→ **To do**
Across the entries below, how many lines contain the word "fleur"? Give the number alone.

→ **Data to process**

***

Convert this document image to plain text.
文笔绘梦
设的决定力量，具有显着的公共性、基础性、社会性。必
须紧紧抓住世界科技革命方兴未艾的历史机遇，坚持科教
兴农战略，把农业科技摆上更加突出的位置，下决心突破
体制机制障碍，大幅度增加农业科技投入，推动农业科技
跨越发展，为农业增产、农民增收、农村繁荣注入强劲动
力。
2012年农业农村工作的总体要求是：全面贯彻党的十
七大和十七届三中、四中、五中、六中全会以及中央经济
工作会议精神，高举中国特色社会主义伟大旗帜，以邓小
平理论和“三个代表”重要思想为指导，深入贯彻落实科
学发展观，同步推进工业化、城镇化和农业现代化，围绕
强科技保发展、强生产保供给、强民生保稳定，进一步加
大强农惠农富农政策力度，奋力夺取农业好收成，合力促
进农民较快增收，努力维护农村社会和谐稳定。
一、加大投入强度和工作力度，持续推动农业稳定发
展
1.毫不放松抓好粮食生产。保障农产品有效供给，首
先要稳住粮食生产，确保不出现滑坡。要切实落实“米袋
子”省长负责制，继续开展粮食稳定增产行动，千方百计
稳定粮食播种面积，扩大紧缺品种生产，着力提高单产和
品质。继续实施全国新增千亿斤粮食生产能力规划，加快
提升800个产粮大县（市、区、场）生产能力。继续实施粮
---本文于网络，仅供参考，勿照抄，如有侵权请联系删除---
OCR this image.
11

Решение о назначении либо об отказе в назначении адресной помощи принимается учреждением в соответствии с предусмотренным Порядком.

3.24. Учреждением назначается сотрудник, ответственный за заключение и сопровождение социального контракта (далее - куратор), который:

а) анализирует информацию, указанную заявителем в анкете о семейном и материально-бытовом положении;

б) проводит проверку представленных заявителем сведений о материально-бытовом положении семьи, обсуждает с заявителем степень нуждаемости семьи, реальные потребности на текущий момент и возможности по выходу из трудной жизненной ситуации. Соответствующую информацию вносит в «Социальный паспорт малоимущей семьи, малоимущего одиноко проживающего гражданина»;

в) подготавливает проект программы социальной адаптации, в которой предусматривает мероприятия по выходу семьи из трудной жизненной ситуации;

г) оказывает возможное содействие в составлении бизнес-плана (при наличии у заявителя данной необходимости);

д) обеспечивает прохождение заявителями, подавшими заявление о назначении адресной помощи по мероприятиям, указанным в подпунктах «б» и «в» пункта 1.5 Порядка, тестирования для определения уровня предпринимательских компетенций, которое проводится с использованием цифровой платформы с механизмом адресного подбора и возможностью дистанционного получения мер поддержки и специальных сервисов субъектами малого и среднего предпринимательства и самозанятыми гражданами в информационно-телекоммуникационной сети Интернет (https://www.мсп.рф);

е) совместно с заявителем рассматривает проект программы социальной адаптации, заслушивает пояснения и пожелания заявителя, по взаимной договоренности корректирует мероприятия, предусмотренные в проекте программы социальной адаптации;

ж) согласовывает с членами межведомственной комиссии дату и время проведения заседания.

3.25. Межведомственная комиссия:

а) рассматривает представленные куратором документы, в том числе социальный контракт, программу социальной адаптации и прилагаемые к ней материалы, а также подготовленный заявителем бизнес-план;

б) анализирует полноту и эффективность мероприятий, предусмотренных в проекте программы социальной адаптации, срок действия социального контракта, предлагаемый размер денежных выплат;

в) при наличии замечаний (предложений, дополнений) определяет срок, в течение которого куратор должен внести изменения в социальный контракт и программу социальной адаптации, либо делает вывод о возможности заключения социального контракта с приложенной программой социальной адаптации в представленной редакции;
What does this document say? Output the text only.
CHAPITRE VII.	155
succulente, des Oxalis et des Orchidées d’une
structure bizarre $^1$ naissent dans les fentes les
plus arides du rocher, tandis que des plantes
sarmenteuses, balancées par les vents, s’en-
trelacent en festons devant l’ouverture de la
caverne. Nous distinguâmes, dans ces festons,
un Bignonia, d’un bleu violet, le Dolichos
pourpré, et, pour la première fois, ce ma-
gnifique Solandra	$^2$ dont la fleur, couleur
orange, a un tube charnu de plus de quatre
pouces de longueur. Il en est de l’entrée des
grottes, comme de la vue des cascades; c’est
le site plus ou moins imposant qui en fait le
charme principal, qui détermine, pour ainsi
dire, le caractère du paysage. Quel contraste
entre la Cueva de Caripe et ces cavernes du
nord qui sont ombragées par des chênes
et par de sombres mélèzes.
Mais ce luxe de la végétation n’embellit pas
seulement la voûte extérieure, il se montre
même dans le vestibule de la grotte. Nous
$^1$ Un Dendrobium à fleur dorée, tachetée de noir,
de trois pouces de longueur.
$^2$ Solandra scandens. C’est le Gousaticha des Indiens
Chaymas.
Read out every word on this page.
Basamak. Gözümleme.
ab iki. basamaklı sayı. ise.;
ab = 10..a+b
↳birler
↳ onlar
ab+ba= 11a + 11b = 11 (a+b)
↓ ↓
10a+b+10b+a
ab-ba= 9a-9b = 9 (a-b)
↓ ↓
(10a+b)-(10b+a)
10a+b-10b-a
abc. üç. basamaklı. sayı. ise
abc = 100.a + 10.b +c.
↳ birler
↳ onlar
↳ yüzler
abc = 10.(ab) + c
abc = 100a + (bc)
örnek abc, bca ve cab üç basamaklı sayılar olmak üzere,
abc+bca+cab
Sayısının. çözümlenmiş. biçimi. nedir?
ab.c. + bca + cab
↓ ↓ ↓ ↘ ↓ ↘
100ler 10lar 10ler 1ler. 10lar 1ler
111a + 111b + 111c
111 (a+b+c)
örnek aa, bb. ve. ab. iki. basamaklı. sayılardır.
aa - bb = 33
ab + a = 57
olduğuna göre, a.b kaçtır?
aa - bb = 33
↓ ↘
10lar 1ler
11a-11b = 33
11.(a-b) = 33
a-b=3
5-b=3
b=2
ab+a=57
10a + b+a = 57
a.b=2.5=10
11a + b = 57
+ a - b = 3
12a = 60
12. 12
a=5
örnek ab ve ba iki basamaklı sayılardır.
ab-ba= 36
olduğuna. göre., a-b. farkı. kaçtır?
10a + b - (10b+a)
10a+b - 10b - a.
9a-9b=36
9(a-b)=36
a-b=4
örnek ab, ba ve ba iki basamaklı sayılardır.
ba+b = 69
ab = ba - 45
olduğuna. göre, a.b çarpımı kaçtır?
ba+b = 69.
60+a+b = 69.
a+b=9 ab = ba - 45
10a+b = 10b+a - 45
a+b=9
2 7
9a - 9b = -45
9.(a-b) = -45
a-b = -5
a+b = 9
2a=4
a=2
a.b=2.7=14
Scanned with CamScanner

***

→ **Answer to this problem**
2